Written problem —
Every line with the string "yoriy" should be gathered.

Material shown —
* BEGIN *
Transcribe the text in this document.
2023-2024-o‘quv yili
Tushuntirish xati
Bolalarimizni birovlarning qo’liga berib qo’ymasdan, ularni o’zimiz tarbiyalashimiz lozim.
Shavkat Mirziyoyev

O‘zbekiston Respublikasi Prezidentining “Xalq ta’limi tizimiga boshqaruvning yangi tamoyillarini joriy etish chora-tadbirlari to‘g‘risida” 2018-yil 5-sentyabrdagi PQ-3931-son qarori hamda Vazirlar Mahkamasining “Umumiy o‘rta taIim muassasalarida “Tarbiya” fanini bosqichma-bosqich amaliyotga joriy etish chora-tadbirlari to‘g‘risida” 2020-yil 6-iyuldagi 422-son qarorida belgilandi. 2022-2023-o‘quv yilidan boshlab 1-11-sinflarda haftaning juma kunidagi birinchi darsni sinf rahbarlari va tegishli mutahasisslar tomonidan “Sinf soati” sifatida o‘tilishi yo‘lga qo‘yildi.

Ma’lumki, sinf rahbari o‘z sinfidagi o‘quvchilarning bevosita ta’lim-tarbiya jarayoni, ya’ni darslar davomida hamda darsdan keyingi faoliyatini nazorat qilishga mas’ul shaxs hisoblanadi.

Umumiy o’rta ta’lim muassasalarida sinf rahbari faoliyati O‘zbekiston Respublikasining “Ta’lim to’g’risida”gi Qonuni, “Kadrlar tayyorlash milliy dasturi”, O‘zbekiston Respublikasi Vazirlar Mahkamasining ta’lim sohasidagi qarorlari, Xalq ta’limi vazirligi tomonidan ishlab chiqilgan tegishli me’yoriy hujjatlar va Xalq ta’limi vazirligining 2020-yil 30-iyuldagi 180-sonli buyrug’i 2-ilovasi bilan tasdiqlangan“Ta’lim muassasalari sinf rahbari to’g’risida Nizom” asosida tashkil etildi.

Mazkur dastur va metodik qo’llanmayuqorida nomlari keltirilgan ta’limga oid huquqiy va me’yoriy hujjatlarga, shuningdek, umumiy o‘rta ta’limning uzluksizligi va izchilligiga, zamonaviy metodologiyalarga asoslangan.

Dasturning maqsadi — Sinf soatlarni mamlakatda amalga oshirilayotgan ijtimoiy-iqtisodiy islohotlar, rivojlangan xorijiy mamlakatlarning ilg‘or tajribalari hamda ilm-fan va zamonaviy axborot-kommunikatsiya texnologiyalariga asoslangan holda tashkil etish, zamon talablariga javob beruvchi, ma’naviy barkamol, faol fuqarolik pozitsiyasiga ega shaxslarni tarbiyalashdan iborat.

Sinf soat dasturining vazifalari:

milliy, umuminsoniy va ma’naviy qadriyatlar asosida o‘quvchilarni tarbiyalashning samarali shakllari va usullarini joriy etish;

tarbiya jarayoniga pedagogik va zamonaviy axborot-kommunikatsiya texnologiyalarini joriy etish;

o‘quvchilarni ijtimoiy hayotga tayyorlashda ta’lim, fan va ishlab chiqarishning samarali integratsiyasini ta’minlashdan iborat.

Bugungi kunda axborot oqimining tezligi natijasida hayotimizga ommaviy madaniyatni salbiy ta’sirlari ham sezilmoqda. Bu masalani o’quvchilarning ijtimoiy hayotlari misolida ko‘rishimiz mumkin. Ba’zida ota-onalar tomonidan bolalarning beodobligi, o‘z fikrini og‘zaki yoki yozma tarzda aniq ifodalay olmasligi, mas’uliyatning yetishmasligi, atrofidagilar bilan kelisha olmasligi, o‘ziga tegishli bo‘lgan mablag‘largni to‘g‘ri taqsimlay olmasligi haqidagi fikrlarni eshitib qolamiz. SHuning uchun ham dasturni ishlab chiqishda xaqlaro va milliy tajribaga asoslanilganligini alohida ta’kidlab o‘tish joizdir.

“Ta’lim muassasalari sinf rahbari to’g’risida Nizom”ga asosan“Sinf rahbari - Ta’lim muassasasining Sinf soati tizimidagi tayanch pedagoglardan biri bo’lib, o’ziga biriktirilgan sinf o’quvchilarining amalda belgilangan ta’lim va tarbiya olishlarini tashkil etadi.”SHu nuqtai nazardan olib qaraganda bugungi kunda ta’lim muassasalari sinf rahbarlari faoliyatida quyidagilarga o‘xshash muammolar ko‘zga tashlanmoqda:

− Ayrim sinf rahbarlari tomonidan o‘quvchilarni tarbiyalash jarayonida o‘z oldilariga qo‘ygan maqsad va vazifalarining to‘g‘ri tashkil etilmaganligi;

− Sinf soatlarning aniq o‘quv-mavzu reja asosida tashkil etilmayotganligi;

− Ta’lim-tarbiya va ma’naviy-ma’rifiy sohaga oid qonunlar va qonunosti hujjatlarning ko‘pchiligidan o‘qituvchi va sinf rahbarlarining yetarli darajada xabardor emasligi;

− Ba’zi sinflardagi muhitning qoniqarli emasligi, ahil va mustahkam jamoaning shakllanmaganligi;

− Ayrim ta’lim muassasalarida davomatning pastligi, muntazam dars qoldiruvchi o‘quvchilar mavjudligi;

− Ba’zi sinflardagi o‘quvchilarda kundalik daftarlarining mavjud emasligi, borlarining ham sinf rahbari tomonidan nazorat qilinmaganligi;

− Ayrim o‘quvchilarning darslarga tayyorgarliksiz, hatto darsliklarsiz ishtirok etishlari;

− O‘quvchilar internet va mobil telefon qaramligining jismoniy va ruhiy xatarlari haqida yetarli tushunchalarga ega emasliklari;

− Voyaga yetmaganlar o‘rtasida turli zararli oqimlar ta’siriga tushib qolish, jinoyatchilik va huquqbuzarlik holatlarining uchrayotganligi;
* END *
Solution below —
Umumiy o’rta ta’lim muassasalarida sinf rahbari faoliyati O‘zbekiston Respublikasining “Ta’lim to’g’risida”gi Qonuni, “Kadrlar tayyorlash milliy dasturi”, O‘zbekiston Respublikasi Vazirlar Mahkamasining ta’lim sohasidagi qarorlari, Xalq ta’limi vazirligi tomonidan ishlab chiqilgan tegishli me’yoriy hujjatlar va Xalq ta’limi vazirligining 2020-yil 30-iyuldagi 180-sonli buyrug’i 2-ilovasi bilan tasdiqlangan“Ta’lim muassasalari sinf rahbari to’g’risida Nizom” asosida tashkil etildi.
Mazkur dastur va metodik qo’llanmayuqorida nomlari keltirilgan ta’limga oid huquqiy va me’yoriy hujjatlarga, shuningdek, umumiy o‘rta ta’limning uzluksizligi va izchilligiga, zamonaviy metodologiyalarga asoslangan.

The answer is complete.